_Texte du document_
Loin des zones de combat, un étonnant petit enclos militaire étranger avec la Méditerranée pour horizon.

Dans le superbe cadre de la pointe de l’Hospice, contigu au cimetière communal de Saint-Jean-Cap-Ferrat (dont il sera question dans un prochain article), dorment ici 90 soldats belges. Durant la Première Guerre mondiale, le roi des Belges Albert 1er avait mis à la disposition de l’armée la villa « Les Cèdres » où son oncle, le roi Léopold II, avait abrité ses amours avec Blanche Delacroix, de cinquante ans sa cadette, qui fut titrée baronne de Vaughan (et repose au Père-Lachaise). On y soignait les blessés atteints de pathologies pulmonaires.

La plaque apposée à l’entrée du cimetière précise :
Victimes dès 1915 du gaz ypérite sur le front de l’Yser, de nombreux militaires belges ont été soignés ici dans des hôpitaux français ainsi que les propriétés royales belges.
90 d’entre eux reposent en ce lieu, offert par la municipalité de Saint-Jean-Cap-Ferrat. Qu’elle en soit remerciée.
Don du comte Lippens, consul général de Belgique, 2010.

L’endroit se présente sous la forme d’une longue terrasse dont les tombes occupent trois des quatre côtés.

 

 

 

On trouvera sur ce site très bien documenté les noms de 88 de ces combattants.

Il est demandé au visiteur quittant les lieux de bien refermer le portail. Encore faudrait-il pouvoir l’ouvrir…

Raison pour laquelle les photos ont été prises à travers la grille ou par-dessus le mur.

[Données de reconnaissance de la structure du document]
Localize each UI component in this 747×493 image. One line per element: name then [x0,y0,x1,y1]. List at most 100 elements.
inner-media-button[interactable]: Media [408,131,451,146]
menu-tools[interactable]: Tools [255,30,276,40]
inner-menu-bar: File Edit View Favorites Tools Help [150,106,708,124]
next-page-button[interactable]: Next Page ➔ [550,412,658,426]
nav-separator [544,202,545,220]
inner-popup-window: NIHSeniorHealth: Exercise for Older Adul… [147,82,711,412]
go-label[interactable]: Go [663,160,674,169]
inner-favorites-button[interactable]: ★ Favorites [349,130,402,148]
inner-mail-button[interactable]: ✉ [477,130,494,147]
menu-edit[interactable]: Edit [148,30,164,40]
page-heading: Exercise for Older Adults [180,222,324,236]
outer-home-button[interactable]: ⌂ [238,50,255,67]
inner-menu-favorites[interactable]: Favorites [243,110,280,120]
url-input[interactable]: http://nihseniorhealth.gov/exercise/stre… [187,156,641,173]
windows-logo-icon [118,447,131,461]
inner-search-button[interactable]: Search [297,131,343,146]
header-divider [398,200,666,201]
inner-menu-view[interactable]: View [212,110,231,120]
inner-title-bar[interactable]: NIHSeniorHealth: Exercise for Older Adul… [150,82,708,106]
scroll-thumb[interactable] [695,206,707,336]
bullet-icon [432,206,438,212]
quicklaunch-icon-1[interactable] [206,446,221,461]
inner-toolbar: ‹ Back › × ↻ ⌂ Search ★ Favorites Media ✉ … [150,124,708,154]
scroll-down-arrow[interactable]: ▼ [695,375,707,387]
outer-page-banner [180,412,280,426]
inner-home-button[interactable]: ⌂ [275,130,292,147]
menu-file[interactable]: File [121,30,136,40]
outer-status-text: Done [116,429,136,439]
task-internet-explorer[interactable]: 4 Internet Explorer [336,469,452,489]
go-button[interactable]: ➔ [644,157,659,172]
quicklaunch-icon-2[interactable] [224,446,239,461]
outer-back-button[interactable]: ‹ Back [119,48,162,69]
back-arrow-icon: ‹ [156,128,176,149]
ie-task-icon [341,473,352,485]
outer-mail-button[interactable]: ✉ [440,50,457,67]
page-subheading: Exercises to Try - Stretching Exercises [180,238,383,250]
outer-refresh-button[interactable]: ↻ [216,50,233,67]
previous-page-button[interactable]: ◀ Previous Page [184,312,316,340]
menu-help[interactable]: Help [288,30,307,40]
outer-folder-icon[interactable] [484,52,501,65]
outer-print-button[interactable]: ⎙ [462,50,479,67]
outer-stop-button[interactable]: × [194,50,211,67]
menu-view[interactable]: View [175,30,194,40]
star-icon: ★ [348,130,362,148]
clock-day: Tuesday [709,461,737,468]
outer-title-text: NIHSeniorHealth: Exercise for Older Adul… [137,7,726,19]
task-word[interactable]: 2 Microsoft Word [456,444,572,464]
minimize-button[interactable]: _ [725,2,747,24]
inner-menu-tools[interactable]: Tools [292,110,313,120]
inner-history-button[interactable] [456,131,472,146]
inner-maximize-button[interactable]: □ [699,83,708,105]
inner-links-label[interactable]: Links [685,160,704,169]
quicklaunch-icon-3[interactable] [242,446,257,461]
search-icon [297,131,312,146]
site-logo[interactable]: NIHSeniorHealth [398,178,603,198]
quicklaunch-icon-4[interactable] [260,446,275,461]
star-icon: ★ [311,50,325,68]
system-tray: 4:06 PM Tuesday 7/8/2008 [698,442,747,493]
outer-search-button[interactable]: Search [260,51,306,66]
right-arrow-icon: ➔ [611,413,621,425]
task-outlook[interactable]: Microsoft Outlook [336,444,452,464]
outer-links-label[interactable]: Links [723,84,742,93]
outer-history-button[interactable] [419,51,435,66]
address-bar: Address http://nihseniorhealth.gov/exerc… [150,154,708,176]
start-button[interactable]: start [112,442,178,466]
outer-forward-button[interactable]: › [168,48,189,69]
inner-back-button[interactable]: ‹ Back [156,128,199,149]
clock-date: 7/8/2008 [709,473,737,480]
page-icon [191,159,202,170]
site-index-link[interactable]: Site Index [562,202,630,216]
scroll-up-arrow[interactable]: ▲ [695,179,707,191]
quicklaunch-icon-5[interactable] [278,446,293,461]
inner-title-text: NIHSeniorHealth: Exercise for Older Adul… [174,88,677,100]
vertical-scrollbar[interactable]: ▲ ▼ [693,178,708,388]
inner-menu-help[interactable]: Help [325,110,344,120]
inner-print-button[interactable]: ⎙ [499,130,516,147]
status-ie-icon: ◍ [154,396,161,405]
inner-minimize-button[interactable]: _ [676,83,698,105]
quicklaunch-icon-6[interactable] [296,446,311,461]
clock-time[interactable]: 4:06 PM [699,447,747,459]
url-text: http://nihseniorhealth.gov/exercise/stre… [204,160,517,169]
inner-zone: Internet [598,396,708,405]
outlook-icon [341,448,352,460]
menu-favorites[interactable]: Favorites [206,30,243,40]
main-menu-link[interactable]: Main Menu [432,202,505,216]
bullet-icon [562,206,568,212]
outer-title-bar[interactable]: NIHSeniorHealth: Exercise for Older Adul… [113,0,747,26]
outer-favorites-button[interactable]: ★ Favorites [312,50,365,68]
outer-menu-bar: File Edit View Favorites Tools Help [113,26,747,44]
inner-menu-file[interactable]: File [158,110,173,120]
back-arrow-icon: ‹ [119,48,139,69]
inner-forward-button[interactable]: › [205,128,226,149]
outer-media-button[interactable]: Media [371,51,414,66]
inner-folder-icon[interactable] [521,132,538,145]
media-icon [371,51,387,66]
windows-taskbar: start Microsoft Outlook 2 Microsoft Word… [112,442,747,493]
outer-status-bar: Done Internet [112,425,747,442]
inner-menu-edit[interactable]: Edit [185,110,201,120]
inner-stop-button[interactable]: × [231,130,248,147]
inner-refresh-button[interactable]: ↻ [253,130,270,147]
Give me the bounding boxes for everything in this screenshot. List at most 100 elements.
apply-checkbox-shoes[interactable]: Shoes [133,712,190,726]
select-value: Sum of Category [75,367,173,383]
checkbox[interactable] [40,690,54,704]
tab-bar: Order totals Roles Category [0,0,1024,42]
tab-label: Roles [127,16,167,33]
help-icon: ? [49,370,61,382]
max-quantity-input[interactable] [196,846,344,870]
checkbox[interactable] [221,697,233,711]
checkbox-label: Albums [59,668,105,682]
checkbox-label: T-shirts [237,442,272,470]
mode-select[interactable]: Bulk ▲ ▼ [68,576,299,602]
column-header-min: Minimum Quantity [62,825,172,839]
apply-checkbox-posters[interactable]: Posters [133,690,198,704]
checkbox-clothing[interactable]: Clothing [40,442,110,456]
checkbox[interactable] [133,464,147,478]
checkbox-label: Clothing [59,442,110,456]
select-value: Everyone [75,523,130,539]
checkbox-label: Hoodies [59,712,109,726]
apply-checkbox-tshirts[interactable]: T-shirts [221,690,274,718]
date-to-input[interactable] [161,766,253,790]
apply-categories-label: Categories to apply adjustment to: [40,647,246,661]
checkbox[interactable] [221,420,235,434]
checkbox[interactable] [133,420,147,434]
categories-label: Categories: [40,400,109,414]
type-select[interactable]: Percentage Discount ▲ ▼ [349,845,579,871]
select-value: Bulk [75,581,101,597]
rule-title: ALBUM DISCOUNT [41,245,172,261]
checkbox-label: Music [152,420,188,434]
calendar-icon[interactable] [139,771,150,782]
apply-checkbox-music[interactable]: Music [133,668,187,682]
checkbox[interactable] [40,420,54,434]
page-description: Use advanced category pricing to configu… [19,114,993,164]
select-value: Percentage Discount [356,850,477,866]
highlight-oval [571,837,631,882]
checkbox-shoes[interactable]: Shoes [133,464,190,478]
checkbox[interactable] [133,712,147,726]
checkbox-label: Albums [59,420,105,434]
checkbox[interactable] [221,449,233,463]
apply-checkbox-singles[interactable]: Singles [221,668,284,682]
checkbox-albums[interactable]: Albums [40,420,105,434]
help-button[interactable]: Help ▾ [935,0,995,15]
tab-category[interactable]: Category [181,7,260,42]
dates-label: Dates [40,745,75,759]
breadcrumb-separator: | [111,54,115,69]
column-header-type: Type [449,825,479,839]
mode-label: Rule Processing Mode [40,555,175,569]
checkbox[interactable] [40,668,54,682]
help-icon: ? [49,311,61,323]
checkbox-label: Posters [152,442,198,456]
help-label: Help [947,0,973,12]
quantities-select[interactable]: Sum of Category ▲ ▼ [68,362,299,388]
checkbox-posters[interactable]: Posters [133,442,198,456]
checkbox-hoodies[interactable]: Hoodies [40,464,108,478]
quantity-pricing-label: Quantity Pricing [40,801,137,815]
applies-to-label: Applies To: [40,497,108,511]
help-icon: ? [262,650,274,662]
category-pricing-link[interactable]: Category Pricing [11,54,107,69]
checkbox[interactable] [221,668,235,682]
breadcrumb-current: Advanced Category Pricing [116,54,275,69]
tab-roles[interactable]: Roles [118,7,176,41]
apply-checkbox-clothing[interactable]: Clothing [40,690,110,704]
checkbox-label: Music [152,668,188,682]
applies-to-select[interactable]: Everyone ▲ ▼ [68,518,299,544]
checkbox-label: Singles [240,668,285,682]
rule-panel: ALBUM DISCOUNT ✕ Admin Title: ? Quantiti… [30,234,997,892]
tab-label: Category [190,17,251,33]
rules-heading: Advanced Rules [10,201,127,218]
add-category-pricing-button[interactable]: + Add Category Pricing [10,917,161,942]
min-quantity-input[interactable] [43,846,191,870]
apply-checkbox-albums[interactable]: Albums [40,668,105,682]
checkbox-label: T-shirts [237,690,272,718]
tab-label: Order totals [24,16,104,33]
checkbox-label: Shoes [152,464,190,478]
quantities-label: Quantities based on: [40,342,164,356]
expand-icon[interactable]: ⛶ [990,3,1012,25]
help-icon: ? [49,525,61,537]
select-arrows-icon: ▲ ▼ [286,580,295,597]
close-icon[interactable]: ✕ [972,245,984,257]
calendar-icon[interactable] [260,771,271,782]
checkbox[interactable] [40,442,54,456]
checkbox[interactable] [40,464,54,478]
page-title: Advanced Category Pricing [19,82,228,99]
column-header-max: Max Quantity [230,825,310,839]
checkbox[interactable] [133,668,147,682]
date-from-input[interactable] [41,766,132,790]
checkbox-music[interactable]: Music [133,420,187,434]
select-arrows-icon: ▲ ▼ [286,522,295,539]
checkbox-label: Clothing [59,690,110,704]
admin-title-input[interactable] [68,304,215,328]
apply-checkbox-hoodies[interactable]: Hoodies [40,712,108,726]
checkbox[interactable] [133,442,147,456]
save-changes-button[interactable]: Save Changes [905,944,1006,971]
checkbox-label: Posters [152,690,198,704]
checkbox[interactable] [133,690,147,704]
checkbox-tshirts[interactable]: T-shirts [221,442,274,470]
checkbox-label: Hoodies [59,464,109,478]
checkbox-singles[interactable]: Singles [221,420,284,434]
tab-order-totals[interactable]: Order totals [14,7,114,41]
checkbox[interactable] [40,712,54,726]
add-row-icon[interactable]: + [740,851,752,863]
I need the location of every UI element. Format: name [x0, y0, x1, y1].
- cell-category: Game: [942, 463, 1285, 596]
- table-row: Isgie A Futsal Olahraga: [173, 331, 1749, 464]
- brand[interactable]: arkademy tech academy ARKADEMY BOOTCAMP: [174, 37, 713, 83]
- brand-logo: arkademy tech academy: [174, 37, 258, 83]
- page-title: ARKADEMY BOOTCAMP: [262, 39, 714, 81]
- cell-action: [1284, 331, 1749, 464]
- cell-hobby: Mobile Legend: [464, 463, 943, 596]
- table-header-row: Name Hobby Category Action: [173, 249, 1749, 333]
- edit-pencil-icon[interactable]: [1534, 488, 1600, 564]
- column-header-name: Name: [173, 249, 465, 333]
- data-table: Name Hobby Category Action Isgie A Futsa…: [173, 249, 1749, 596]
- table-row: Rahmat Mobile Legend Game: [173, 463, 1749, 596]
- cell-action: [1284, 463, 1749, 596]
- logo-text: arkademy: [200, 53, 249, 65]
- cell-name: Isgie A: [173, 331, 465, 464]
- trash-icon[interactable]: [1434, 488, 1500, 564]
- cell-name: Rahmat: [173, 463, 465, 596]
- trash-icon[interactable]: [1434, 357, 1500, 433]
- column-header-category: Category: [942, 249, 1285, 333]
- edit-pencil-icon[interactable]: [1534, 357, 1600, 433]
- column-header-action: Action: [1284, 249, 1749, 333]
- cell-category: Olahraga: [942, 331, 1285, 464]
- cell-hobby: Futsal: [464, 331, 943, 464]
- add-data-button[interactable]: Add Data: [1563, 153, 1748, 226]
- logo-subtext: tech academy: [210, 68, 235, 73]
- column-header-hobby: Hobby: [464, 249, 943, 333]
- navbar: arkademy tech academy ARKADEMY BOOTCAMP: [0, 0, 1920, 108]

_Votre objectif_
Recopiez le texte sur le cimetière militaire belge, de « Dans le superbe » jusqu'à « de pathologies pulmonaires. », en substituant « demeure » à « villa ».

_Réponse finale_
Dans le superbe cadre de la pointe de l’Hospice, contigu au cimetière communal de Saint-Jean-Cap-Ferrat (dont il sera question dans un prochain article), dorment ici 90 soldats belges. Durant la Première Guerre mondiale, le roi des Belges Albert 1er avait mis à la disposition de l’armée la demeure « Les Cèdres » où son oncle, le roi Léopold II, avait abrité ses amours avec Blanche Delacroix, de cinquante ans sa cadette, qui fut titrée baronne de Vaughan (et repose au Père-Lachaise). On y soignait les blessés atteints de pathologies pulmonaires.